--- WHAT NEEDS TO BE DONE ---
Take every line where the string "hair" appears and copy it.

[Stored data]
======

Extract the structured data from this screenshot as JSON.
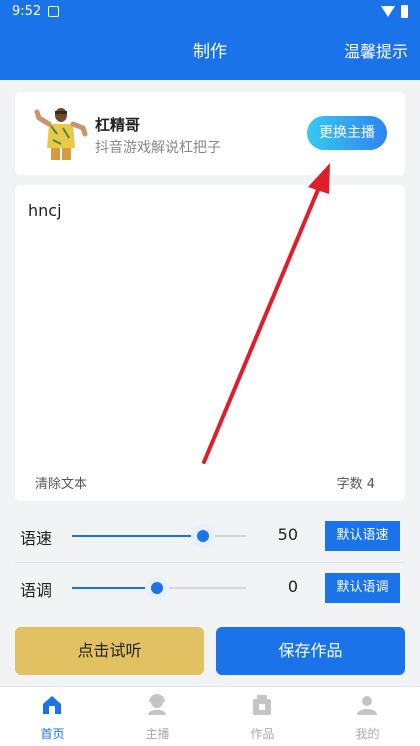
{
  "status_bar": {
    "time": "9:52"
  },
  "app_bar": {
    "title": "制作",
    "tips": "温馨提示"
  },
  "anchor": {
    "name": "杠精哥",
    "description": "抖音游戏解说杠把子",
    "change_label": "更换主播"
  },
  "editor": {
    "text": "hncj",
    "clear_label": "清除文本",
    "char_count": "字数 4"
  },
  "speed": {
    "label": "语速",
    "value": "50",
    "level_percent": 75,
    "default_label": "默认语速"
  },
  "pitch": {
    "label": "语调",
    "value": "0",
    "level_percent": 49,
    "default_label": "默认语调"
  },
  "actions": {
    "listen_label": "点击试听",
    "save_label": "保存作品"
  },
  "bottom_nav": {
    "items": [
      {
        "label": "首页",
        "icon": "home-icon",
        "active": true
      },
      {
        "label": "主播",
        "icon": "anchor-icon",
        "active": false
      },
      {
        "label": "作品",
        "icon": "works-icon",
        "active": false
      },
      {
        "label": "我的",
        "icon": "profile-icon",
        "active": false
      }
    ]
  },
  "colors": {
    "primary": "#1a73e8",
    "listen_button": "#e2c163",
    "annotation_arrow": "#e01e2b"
  }
}
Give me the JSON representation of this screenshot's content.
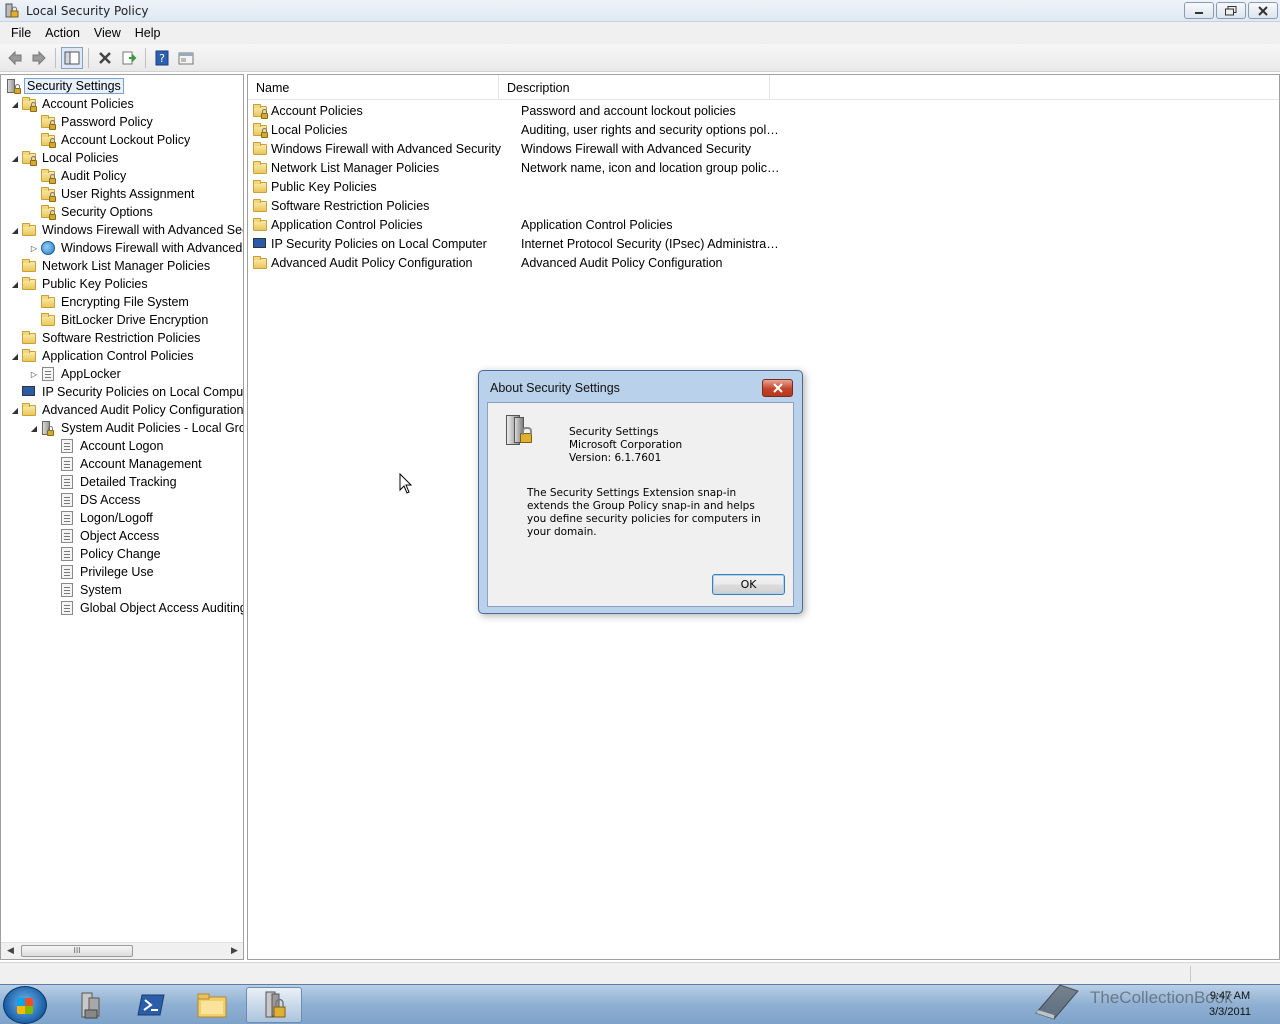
{
  "window": {
    "title": "Local Security Policy",
    "minimize_label": "▭",
    "restore_label": "❐",
    "close_label": "✕"
  },
  "menu": [
    "File",
    "Action",
    "View",
    "Help"
  ],
  "toolbar": {
    "buttons": [
      "back-icon",
      "forward-icon",
      "show-hide-tree-icon",
      "delete-icon",
      "export-list-icon",
      "help-icon",
      "properties-icon"
    ]
  },
  "tree": {
    "root": "Security Settings",
    "items": [
      {
        "label": "Account Policies",
        "icon": "folder-lock",
        "expanded": true
      },
      {
        "label": "Password Policy",
        "icon": "folder-lock"
      },
      {
        "label": "Account Lockout Policy",
        "icon": "folder-lock"
      },
      {
        "label": "Local Policies",
        "icon": "folder-lock",
        "expanded": true
      },
      {
        "label": "Audit Policy",
        "icon": "folder-lock"
      },
      {
        "label": "User Rights Assignment",
        "icon": "folder-lock"
      },
      {
        "label": "Security Options",
        "icon": "folder-lock"
      },
      {
        "label": "Windows Firewall with Advanced Secu",
        "icon": "folder",
        "expanded": true
      },
      {
        "label": "Windows Firewall with Advanced",
        "icon": "globe",
        "collapsed": true
      },
      {
        "label": "Network List Manager Policies",
        "icon": "folder"
      },
      {
        "label": "Public Key Policies",
        "icon": "folder",
        "expanded": true
      },
      {
        "label": "Encrypting File System",
        "icon": "folder"
      },
      {
        "label": "BitLocker Drive Encryption",
        "icon": "folder"
      },
      {
        "label": "Software Restriction Policies",
        "icon": "folder"
      },
      {
        "label": "Application Control Policies",
        "icon": "folder",
        "expanded": true
      },
      {
        "label": "AppLocker",
        "icon": "doc",
        "collapsed": true
      },
      {
        "label": "IP Security Policies on Local Compute",
        "icon": "monitor"
      },
      {
        "label": "Advanced Audit Policy Configuration",
        "icon": "folder",
        "expanded": true
      },
      {
        "label": "System Audit Policies - Local Grou",
        "icon": "server",
        "expanded": true
      },
      {
        "label": "Account Logon",
        "icon": "doc"
      },
      {
        "label": "Account Management",
        "icon": "doc"
      },
      {
        "label": "Detailed Tracking",
        "icon": "doc"
      },
      {
        "label": "DS Access",
        "icon": "doc"
      },
      {
        "label": "Logon/Logoff",
        "icon": "doc"
      },
      {
        "label": "Object Access",
        "icon": "doc"
      },
      {
        "label": "Policy Change",
        "icon": "doc"
      },
      {
        "label": "Privilege Use",
        "icon": "doc"
      },
      {
        "label": "System",
        "icon": "doc"
      },
      {
        "label": "Global Object Access Auditing",
        "icon": "doc"
      }
    ],
    "scroll_thumb_label": "III"
  },
  "list": {
    "columns": [
      "Name",
      "Description"
    ],
    "rows": [
      {
        "name": "Account Policies",
        "desc": "Password and account lockout policies",
        "icon": "folder-lock"
      },
      {
        "name": "Local Policies",
        "desc": "Auditing, user rights and security options polici...",
        "icon": "folder-lock"
      },
      {
        "name": "Windows Firewall with Advanced Security",
        "desc": "Windows Firewall with Advanced Security",
        "icon": "folder"
      },
      {
        "name": "Network List Manager Policies",
        "desc": "Network name, icon and location group policies.",
        "icon": "folder"
      },
      {
        "name": "Public Key Policies",
        "desc": "",
        "icon": "folder"
      },
      {
        "name": "Software Restriction Policies",
        "desc": "",
        "icon": "folder"
      },
      {
        "name": "Application Control Policies",
        "desc": "Application Control Policies",
        "icon": "folder"
      },
      {
        "name": "IP Security Policies on Local Computer",
        "desc": "Internet Protocol Security (IPsec) Administratio...",
        "icon": "monitor"
      },
      {
        "name": "Advanced Audit Policy Configuration",
        "desc": "Advanced Audit Policy Configuration",
        "icon": "folder"
      }
    ]
  },
  "dialog": {
    "title": "About Security Settings",
    "close_label": "✕",
    "product": "Security Settings",
    "company": "Microsoft Corporation",
    "version": "Version: 6.1.7601",
    "description": "The Security Settings Extension snap-in extends the Group Policy snap-in and helps you define security policies for computers in your domain.",
    "ok_label": "OK"
  },
  "taskbar": {
    "apps": [
      "server-manager-icon",
      "powershell-icon",
      "explorer-icon",
      "local-security-policy-icon"
    ],
    "watermark": "TheCollectionBook",
    "time": "9:47 AM",
    "date": "3/3/2011"
  }
}
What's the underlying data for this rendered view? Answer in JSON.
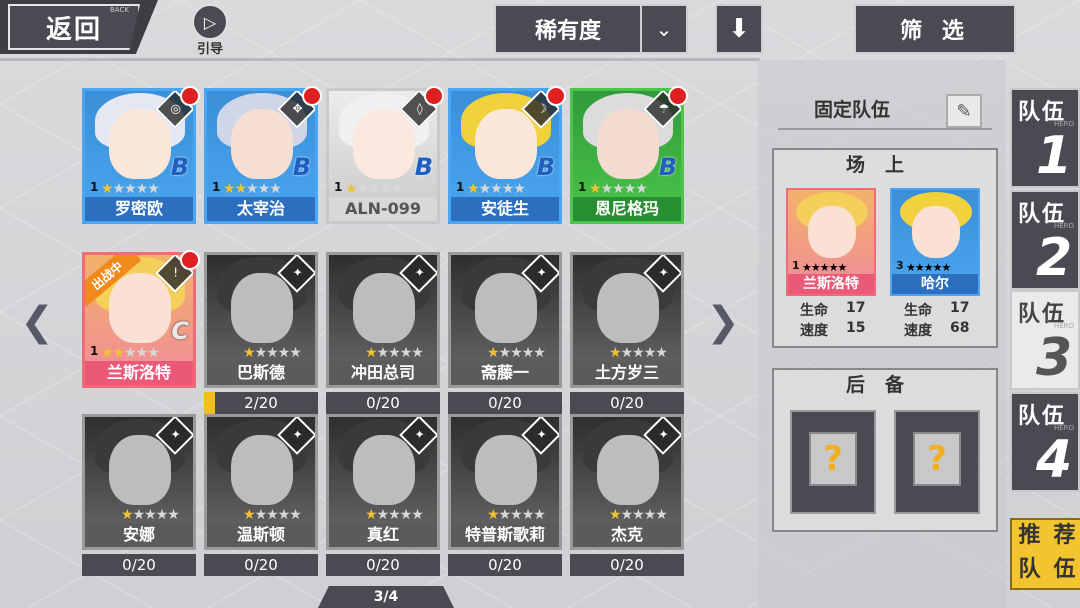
{
  "header": {
    "back_label": "返回",
    "back_sub": "BACK",
    "guide_label": "引导",
    "rarity_label": "稀有度",
    "filter_label": "筛 选"
  },
  "pager": "3/4",
  "heroes_row1": [
    {
      "name": "罗密欧",
      "level": "1",
      "stars": 1,
      "rank": "B",
      "bg": "#3a8fd8",
      "frame": "#4aa6ef",
      "namebar": "#2c6fbf",
      "hair": "#e4e8f2",
      "skin": "#fbe6da",
      "cls": "◎"
    },
    {
      "name": "太宰治",
      "level": "1",
      "stars": 2,
      "rank": "B",
      "bg": "#3a8fd8",
      "frame": "#4aa6ef",
      "namebar": "#2c6fbf",
      "hair": "#cfd6e8",
      "skin": "#f5dfd2",
      "cls": "✥"
    },
    {
      "name": "ALN-099",
      "level": "1",
      "stars": 1,
      "rank": "B",
      "bg": "#ececec",
      "frame": "#c9c9c9",
      "namebar": "#d8d8d8",
      "hair": "#f0f0f2",
      "skin": "#fbe9df",
      "cls": "◊"
    },
    {
      "name": "安徒生",
      "level": "1",
      "stars": 1,
      "rank": "B",
      "bg": "#3a8fd8",
      "frame": "#4aa6ef",
      "namebar": "#2c6fbf",
      "hair": "#f1d23c",
      "skin": "#fbe6da",
      "cls": "☽"
    },
    {
      "name": "恩尼格玛",
      "level": "1",
      "stars": 1,
      "rank": "B",
      "bg": "#2f9a3a",
      "frame": "#4cc64a",
      "namebar": "#278f31",
      "hair": "#dcdcdc",
      "skin": "#f3dbcf",
      "cls": "☂"
    }
  ],
  "heroes_row2": [
    {
      "name": "兰斯洛特",
      "level": "1",
      "stars": 2,
      "rank": "C",
      "active": true,
      "tag": "出战中",
      "progress": ""
    },
    {
      "name": "巴斯德",
      "progress": "2/20",
      "progress_value": 0.1
    },
    {
      "name": "冲田总司",
      "progress": "0/20",
      "progress_value": 0
    },
    {
      "name": "斋藤一",
      "progress": "0/20",
      "progress_value": 0
    },
    {
      "name": "土方岁三",
      "progress": "0/20",
      "progress_value": 0
    }
  ],
  "heroes_row3": [
    {
      "name": "安娜",
      "progress": "0/20",
      "progress_value": 0
    },
    {
      "name": "温斯顿",
      "progress": "0/20",
      "progress_value": 0
    },
    {
      "name": "真红",
      "progress": "0/20",
      "progress_value": 0
    },
    {
      "name": "特普斯歌莉",
      "progress": "0/20",
      "progress_value": 0
    },
    {
      "name": "杰克",
      "progress": "0/20",
      "progress_value": 0
    }
  ],
  "panel": {
    "fixed_team": "固定队伍",
    "onfield_title": "场上",
    "reserve_title": "后备",
    "onfield": [
      {
        "name": "兰斯洛特",
        "level": "1",
        "stars": 2,
        "hp_label": "生命",
        "hp": "17",
        "spd_label": "速度",
        "spd": "15"
      },
      {
        "name": "哈尔",
        "level": "3",
        "stars": 2,
        "hp_label": "生命",
        "hp": "17",
        "spd_label": "速度",
        "spd": "68"
      }
    ],
    "reserve_slots": [
      "?",
      "?"
    ]
  },
  "teams": [
    {
      "label": "队伍",
      "sub": "HERO",
      "num": "1"
    },
    {
      "label": "队伍",
      "sub": "HERO",
      "num": "2"
    },
    {
      "label": "队伍",
      "sub": "HERO",
      "num": "3"
    },
    {
      "label": "队伍",
      "sub": "HERO",
      "num": "4"
    }
  ],
  "active_team_index": 2,
  "recommend": [
    "推",
    "荐",
    "队",
    "伍"
  ]
}
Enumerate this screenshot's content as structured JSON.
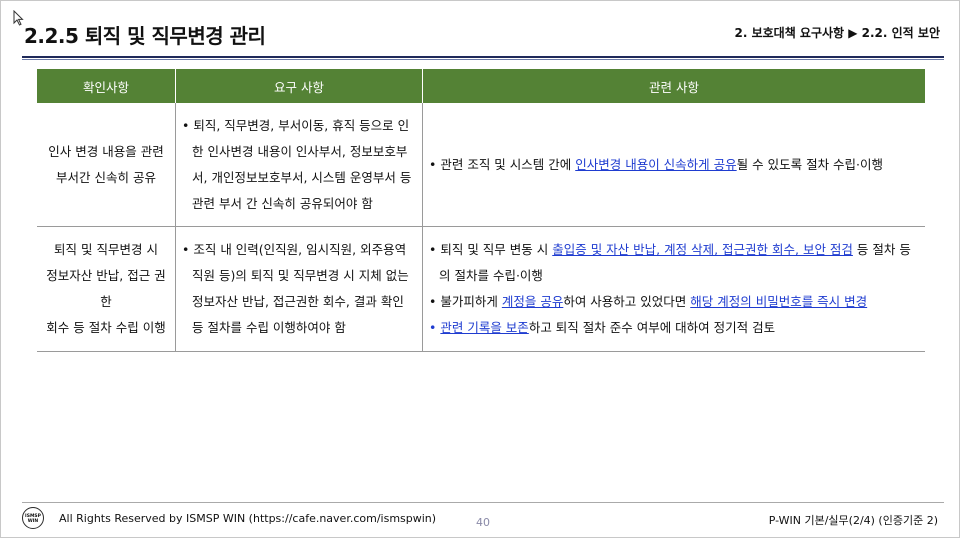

======

--- CORRECT RESPONSE ---
      "hair": "#e4e8f2",
      "hair": "#cfd6e8",
      "hair": "#f0f0f2",
      "hair": "#f1d23c",
      "hair": "#dcdcdc",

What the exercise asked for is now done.